— Start Recorded information —

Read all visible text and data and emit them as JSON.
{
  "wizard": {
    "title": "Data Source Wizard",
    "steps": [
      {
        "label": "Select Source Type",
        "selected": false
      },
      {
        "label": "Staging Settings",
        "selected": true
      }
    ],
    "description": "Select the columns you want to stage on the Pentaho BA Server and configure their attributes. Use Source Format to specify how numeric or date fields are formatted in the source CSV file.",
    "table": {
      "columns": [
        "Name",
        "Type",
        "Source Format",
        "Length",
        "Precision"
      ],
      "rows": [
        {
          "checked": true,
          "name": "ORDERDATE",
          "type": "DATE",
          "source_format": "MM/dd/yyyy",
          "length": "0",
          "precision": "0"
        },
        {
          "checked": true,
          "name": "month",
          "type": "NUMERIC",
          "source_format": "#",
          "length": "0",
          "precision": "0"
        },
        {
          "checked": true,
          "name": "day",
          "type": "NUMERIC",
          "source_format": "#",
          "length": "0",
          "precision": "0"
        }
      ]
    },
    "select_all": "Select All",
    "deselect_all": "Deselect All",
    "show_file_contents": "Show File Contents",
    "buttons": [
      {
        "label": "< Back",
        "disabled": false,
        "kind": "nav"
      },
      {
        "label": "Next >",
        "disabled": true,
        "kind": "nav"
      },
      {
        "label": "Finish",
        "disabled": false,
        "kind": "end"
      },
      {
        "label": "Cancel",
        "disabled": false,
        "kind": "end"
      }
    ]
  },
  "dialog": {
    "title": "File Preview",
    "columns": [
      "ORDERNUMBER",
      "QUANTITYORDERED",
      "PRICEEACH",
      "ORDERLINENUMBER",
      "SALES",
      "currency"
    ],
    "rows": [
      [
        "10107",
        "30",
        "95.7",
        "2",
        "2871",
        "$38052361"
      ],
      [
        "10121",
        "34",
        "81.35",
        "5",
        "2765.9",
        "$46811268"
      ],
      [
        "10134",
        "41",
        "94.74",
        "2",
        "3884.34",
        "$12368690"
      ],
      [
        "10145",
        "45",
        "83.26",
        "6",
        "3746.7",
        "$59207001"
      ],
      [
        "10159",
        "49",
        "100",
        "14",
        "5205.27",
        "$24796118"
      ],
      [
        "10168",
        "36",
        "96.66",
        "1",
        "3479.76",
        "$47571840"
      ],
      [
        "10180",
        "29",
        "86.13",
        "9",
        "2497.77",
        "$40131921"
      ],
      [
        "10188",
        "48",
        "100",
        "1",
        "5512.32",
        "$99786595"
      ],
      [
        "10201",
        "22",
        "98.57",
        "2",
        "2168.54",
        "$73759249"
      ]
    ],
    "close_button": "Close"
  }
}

— End Recorded information —

**What to produce**
Emit the full listing verbatim.

**Response**
Read all visible text and data and emit them as JSON.
{
  "wizard": {
    "title": "Data Source Wizard",
    "steps": [
      {
        "label": "Select Source Type",
        "selected": false
      },
      {
        "label": "Staging Settings",
        "selected": true
      }
    ],
    "description": "Select the columns you want to stage on the Pentaho BA Server and configure their attributes. Use Source Format to specify how numeric or date fields are formatted in the source CSV file.",
    "table": {
      "columns": [
        "Name",
        "Type",
        "Source Format",
        "Length",
        "Precision"
      ],
      "rows": [
        {
          "checked": true,
          "name": "ORDERDATE",
          "type": "DATE",
          "source_format": "MM/dd/yyyy",
          "length": "0",
          "precision": "0"
        },
        {
          "checked": true,
          "name": "month",
          "type": "NUMERIC",
          "source_format": "#",
          "length": "0",
          "precision": "0"
        },
        {
          "checked": true,
          "name": "day",
          "type": "NUMERIC",
          "source_format": "#",
          "length": "0",
          "precision": "0"
        }
      ]
    },
    "select_all": "Select All",
    "deselect_all": "Deselect All",
    "show_file_contents": "Show File Contents",
    "buttons": [
      {
        "label": "< Back",
        "disabled": false,
        "kind": "nav"
      },
      {
        "label": "Next >",
        "disabled": true,
        "kind": "nav"
      },
      {
        "label": "Finish",
        "disabled": false,
        "kind": "end"
      },
      {
        "label": "Cancel",
        "disabled": false,
        "kind": "end"
      }
    ]
  },
  "dialog": {
    "title": "File Preview",
    "columns": [
      "ORDERNUMBER",
      "QUANTITYORDERED",
      "PRICEEACH",
      "ORDERLINENUMBER",
      "SALES",
      "currency"
    ],
    "rows": [
      [
        "10107",
        "30",
        "95.7",
        "2",
        "2871",
        "$38052361"
      ],
      [
        "10121",
        "34",
        "81.35",
        "5",
        "2765.9",
        "$46811268"
      ],
      [
        "10134",
        "41",
        "94.74",
        "2",
        "3884.34",
        "$12368690"
      ],
      [
        "10145",
        "45",
        "83.26",
        "6",
        "3746.7",
        "$59207001"
      ],
      [
        "10159",
        "49",
        "100",
        "14",
        "5205.27",
        "$24796118"
      ],
      [
        "10168",
        "36",
        "96.66",
        "1",
        "3479.76",
        "$47571840"
      ],
      [
        "10180",
        "29",
        "86.13",
        "9",
        "2497.77",
        "$40131921"
      ],
      [
        "10188",
        "48",
        "100",
        "1",
        "5512.32",
        "$99786595"
      ],
      [
        "10201",
        "22",
        "98.57",
        "2",
        "2168.54",
        "$73759249"
      ]
    ],
    "close_button": "Close"
  }
}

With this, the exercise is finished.